Gather every line below where "CPHA" appears.

**Input rows**:
***

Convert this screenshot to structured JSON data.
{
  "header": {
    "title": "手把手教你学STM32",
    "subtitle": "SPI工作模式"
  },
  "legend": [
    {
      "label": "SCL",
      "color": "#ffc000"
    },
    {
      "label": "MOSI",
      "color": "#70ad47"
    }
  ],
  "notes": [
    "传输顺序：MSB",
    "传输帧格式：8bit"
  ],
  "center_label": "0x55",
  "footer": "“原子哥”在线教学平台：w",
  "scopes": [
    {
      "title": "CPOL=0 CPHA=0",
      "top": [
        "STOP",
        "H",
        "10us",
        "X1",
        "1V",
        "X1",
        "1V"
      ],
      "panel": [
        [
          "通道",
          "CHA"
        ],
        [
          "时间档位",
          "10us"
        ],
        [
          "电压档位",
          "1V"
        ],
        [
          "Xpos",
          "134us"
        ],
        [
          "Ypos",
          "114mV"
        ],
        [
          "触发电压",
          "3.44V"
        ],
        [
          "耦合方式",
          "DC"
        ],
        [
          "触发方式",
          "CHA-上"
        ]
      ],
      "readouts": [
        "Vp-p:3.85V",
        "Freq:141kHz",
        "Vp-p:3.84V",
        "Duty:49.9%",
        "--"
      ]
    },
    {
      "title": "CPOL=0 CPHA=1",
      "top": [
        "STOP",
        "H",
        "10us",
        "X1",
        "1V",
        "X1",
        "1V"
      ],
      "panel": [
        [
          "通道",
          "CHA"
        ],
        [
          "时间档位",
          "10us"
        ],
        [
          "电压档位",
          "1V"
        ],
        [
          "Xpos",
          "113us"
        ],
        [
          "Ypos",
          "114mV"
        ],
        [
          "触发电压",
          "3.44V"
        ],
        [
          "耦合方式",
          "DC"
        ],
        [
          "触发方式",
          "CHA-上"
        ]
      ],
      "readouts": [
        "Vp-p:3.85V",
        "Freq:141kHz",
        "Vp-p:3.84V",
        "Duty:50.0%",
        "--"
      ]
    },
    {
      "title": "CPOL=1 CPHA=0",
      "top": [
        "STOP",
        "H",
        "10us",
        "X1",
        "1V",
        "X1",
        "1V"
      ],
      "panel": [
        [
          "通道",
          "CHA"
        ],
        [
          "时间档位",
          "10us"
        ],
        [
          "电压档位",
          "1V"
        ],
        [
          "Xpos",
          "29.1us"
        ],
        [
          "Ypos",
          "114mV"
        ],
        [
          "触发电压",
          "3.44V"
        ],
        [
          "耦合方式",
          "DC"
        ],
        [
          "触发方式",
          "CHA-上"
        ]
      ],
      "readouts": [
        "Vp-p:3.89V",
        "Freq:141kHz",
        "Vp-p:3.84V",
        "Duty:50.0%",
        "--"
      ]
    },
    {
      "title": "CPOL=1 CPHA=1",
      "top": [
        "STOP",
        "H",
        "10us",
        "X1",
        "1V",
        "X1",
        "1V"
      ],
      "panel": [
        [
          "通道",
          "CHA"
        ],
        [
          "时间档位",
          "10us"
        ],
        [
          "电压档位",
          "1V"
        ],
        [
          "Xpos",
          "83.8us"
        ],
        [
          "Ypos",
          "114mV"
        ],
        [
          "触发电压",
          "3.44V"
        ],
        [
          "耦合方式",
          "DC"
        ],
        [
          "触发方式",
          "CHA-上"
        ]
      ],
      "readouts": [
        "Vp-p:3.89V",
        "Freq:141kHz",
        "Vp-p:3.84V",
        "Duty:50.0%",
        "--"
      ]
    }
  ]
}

***

**Finished answer**:
      "title": "CPOL=0 CPHA=0",
      "title": "CPOL=0 CPHA=1",
      "title": "CPOL=1 CPHA=0",
      "title": "CPOL=1 CPHA=1",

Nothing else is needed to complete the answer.